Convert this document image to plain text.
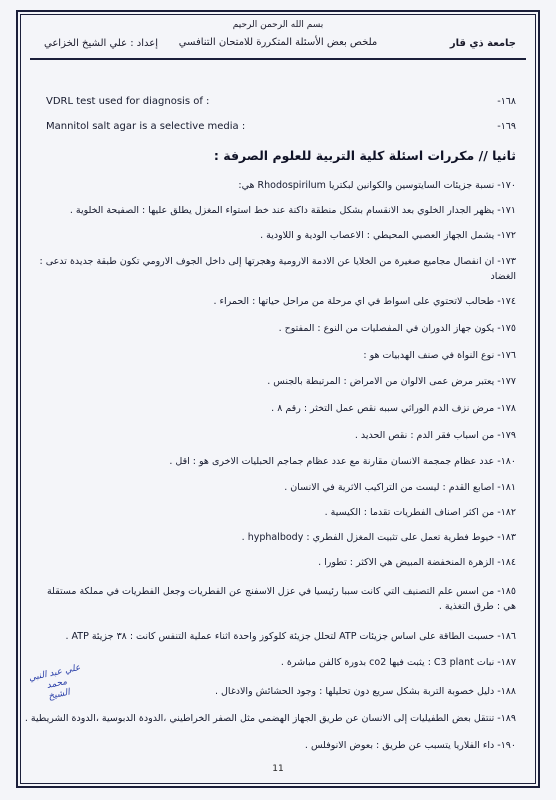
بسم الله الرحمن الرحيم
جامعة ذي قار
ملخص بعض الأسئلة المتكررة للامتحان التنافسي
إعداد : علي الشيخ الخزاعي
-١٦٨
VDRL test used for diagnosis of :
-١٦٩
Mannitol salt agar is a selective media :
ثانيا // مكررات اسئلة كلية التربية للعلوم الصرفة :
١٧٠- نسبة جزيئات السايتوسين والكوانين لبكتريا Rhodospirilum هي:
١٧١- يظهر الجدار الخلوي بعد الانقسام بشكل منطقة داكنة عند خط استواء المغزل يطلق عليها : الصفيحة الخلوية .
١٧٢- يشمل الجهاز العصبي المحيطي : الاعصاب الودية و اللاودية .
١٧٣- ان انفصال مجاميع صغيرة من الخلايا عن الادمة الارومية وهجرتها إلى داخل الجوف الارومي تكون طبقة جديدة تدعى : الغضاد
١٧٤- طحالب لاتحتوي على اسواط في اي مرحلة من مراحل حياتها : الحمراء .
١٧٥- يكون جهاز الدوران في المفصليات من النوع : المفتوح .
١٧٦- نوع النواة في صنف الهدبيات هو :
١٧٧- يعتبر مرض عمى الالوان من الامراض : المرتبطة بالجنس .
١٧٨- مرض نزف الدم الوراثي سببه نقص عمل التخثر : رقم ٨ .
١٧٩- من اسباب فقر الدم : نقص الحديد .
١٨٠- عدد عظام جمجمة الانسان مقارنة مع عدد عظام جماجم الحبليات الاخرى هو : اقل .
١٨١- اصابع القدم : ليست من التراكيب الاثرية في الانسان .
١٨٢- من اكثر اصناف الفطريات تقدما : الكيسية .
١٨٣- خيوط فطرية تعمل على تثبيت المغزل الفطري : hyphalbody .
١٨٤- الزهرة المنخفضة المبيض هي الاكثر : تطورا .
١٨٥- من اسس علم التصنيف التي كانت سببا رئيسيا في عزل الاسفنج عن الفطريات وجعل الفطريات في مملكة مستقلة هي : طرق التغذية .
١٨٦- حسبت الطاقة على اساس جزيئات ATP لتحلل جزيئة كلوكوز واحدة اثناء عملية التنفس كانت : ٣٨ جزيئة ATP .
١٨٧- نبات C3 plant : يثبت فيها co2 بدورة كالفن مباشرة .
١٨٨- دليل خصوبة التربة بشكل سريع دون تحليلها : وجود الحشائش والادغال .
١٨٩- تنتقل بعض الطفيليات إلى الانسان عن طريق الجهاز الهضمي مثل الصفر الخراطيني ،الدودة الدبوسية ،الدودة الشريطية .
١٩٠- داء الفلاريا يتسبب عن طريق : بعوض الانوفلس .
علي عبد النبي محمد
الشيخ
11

----

* [WORK INSTRUCTIONS] Reproduce every line of the material precisely, omitting its pictures.

* [ANSWER TO THE EXERCISE]
Convert this document image to plain text.
بسم الله الرحمن الرحيم
جامعة ذي قار
ملخص بعض الأسئلة المتكررة للامتحان التنافسي
إعداد : علي الشيخ الخزاعي
-١٦٨
VDRL test used for diagnosis of :
-١٦٩
Mannitol salt agar is a selective media :
ثانيا // مكررات اسئلة كلية التربية للعلوم الصرفة :
١٧٠- نسبة جزيئات السايتوسين والكوانين لبكتريا Rhodospirilum هي:
١٧١- يظهر الجدار الخلوي بعد الانقسام بشكل منطقة داكنة عند خط استواء المغزل يطلق عليها : الصفيحة الخلوية .
١٧٢- يشمل الجهاز العصبي المحيطي : الاعصاب الودية و اللاودية .
١٧٣- ان انفصال مجاميع صغيرة من الخلايا عن الادمة الارومية وهجرتها إلى داخل الجوف الارومي تكون طبقة جديدة تدعى : الغضاد
١٧٤- طحالب لاتحتوي على اسواط في اي مرحلة من مراحل حياتها : الحمراء .
١٧٥- يكون جهاز الدوران في المفصليات من النوع : المفتوح .
١٧٦- نوع النواة في صنف الهدبيات هو :
١٧٧- يعتبر مرض عمى الالوان من الامراض : المرتبطة بالجنس .
١٧٨- مرض نزف الدم الوراثي سببه نقص عمل التخثر : رقم ٨ .
١٧٩- من اسباب فقر الدم : نقص الحديد .
١٨٠- عدد عظام جمجمة الانسان مقارنة مع عدد عظام جماجم الحبليات الاخرى هو : اقل .
١٨١- اصابع القدم : ليست من التراكيب الاثرية في الانسان .
١٨٢- من اكثر اصناف الفطريات تقدما : الكيسية .
١٨٣- خيوط فطرية تعمل على تثبيت المغزل الفطري : hyphalbody .
١٨٤- الزهرة المنخفضة المبيض هي الاكثر : تطورا .
١٨٥- من اسس علم التصنيف التي كانت سببا رئيسيا في عزل الاسفنج عن الفطريات وجعل الفطريات في مملكة مستقلة هي : طرق التغذية .
١٨٦- حسبت الطاقة على اساس جزيئات ATP لتحلل جزيئة كلوكوز واحدة اثناء عملية التنفس كانت : ٣٨ جزيئة ATP .
١٨٧- نبات C3 plant : يثبت فيها co2 بدورة كالفن مباشرة .
١٨٨- دليل خصوبة التربة بشكل سريع دون تحليلها : وجود الحشائش والادغال .
١٨٩- تنتقل بعض الطفيليات إلى الانسان عن طريق الجهاز الهضمي مثل الصفر الخراطيني ،الدودة الدبوسية ،الدودة الشريطية .
١٩٠- داء الفلاريا يتسبب عن طريق : بعوض الانوفلس .
علي عبد النبي محمد
الشيخ
11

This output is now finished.